Sesimi Değil Sözümü Yükseltirim

Sevda Türküsev televizyon programlarının ve sosyal medya aleminin aktif isimlerinden biri. Biz onu daha çok siyaset yorumlarıyla tanısak da kendisinin kadın-aile, ilişkiler ve muhafazakar camia ile ilgili 11 kitabı var. Ben işimi ciddiye alırım, hayatı dalgaya diyen Sevda Türküsev’le merak edilenleri konuştuk.
 
Yaptığınız meslekten önce özellikle tekstil alanında uzun yıllar geçirmişsiniz. Peki, yazarlık nereden çıktı?
 
18 yaşında tekstil sektörüyle başladım iş hayatına. Ve sırasıyla bütün kademelerde görev yaptım. Ve o görevleri yaparken de, en alttan en üste çıkarken de çok kitap okuyan bir insandım. Çalışma hayatında önemli başarılara imza attım ve hep kariyer planlaması, kişisel gelişim kitapları okudum. Tekstilin insanın yaşlanınca yapacağı bir iş olamayacağını düşündüm. Bir gün bir profesör ile karşılaştım ve bana tecrübelerimi neden insanlarla paylaşmadığımı sordu. Yazarlık ve edebiyat yeteneğimi keşfettim o sıralarda. Bir kitap ile başladık, bugün 11 kitap oldu. Tabii insanlarla alakalı olduğum için kitaplarımın yarısı kadın-aile-çocuk, kadın-erkek ilişkileri üzerine; yarısı da kişisel gelişim.
 
Ama asıl çıkışınız katıldığınız bir televizyon programıyla gerçekleşti değil mi?

Yönergeler »
a. Sevda Türküsev söyleşisindeki şu cümleyi İngilizceye çevirin: "Tekstilin insanın yaşlanınca yapacağı bir iş olamayacağını düşündüm."
b. Sevda Türküsev söyleşisine göre şu ifadeler metinle örtüşüyor mu? Her biri için evet ya da hayır deyin ve kararı belirleyen sözleri metinden aynen aktarın. (i) Sevda Türküsev'in 11 kitabı vardır. (ii) Sevda Türküsev iş hayatına 25 yaşında başlamıştır. (iii) Sevda Türküsev'in kitaplarının tamamı kişisel gelişim üzerinedir.

Verilen Kayıtlar »
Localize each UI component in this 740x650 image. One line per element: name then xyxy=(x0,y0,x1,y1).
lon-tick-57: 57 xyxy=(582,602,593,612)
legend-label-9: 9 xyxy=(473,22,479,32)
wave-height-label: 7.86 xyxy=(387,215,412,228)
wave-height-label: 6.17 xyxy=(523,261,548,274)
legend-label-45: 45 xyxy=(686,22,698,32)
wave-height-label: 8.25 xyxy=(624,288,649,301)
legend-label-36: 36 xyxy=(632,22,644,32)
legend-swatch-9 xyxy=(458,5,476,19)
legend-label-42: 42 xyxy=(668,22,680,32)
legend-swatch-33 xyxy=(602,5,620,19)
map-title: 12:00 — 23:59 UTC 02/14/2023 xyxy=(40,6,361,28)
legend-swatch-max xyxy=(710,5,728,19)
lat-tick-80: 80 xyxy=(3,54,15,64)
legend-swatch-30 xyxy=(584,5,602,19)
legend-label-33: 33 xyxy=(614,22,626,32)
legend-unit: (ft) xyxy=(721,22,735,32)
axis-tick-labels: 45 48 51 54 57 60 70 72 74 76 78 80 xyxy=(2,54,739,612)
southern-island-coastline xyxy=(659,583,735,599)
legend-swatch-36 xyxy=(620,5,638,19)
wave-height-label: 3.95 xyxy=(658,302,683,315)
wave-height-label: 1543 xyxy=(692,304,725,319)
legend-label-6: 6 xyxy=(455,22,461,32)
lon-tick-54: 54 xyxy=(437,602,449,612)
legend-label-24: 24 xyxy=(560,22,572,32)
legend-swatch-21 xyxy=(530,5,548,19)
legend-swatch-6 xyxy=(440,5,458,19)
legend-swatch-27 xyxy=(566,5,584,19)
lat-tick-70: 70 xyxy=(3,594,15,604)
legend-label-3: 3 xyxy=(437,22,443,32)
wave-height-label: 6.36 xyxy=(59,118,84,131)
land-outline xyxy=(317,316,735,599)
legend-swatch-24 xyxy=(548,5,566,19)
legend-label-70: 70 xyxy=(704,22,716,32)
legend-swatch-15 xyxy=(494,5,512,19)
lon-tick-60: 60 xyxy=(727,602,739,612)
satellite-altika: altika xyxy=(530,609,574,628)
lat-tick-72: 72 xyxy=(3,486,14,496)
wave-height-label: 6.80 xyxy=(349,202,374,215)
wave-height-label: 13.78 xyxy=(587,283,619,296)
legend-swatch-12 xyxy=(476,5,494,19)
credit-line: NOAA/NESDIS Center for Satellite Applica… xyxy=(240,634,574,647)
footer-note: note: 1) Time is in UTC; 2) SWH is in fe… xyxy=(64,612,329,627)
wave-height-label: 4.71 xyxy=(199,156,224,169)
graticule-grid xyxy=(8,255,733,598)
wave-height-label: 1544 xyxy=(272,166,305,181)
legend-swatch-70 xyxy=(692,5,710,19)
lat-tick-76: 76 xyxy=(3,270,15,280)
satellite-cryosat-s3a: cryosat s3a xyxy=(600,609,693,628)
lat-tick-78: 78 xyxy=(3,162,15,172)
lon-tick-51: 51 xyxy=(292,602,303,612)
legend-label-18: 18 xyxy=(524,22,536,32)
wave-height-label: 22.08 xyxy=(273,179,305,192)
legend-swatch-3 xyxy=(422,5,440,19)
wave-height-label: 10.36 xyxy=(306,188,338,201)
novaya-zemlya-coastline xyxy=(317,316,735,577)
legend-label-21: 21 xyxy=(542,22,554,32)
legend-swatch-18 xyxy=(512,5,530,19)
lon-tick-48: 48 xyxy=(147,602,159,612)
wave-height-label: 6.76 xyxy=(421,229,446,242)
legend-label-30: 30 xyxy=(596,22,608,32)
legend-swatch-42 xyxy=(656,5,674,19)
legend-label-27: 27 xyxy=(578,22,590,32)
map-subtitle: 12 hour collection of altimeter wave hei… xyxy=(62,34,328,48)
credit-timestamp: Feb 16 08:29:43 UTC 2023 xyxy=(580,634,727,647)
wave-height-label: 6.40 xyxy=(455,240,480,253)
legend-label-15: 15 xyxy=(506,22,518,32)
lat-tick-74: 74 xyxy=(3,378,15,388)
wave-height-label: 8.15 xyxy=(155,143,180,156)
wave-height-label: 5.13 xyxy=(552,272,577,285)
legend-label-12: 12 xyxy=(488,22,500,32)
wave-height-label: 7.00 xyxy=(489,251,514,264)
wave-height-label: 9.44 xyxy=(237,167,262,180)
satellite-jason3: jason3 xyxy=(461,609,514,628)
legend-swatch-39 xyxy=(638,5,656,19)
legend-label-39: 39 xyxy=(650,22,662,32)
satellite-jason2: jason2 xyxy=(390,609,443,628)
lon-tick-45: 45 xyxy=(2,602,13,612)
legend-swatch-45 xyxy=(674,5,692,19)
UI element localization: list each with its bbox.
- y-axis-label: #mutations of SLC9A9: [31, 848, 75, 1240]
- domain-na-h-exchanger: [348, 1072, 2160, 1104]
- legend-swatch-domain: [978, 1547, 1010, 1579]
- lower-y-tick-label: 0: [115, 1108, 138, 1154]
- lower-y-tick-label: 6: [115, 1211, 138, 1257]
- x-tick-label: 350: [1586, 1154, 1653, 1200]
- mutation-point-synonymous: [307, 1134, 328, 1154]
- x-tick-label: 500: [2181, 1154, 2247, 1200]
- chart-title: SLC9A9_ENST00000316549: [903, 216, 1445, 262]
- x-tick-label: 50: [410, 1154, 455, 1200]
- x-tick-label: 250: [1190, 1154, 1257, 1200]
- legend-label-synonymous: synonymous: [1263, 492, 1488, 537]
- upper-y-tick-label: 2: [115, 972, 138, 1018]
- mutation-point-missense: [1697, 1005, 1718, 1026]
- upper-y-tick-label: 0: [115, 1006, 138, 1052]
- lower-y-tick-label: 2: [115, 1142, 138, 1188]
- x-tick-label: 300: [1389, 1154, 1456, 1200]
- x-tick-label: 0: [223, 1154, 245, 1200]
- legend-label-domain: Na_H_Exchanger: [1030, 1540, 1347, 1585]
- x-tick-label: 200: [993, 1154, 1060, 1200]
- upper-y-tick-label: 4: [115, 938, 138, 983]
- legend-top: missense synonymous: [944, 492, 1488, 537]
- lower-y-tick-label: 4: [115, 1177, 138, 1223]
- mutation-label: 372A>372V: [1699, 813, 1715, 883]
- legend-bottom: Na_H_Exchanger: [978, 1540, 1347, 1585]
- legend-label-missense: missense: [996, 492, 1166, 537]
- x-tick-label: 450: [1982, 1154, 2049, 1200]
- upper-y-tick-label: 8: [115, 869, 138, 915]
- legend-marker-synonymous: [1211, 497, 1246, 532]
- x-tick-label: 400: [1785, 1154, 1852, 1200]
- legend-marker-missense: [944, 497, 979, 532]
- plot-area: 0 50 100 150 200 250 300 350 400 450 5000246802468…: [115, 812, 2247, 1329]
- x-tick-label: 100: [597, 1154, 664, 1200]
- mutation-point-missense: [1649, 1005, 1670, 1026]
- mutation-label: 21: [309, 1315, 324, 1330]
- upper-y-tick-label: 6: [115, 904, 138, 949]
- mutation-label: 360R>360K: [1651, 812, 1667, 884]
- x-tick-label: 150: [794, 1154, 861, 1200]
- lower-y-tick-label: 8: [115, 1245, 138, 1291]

Görev Yanıtları »
a. I thought that textiles could not be work a person would do once they grew old.

b.
(i) Evet: "kadın-aile, ilişkiler ve muhafazakar camia ile ilgili 11 kitabı var"
(ii) Hayır: "18 yaşında tekstil sektörüyle başladım iş hayatına."
(iii) Hayır: "kitaplarımın yarısı kadın-aile-çocuk, kadın-erkek ilişkileri üzerine; yarısı da kişisel gelişim."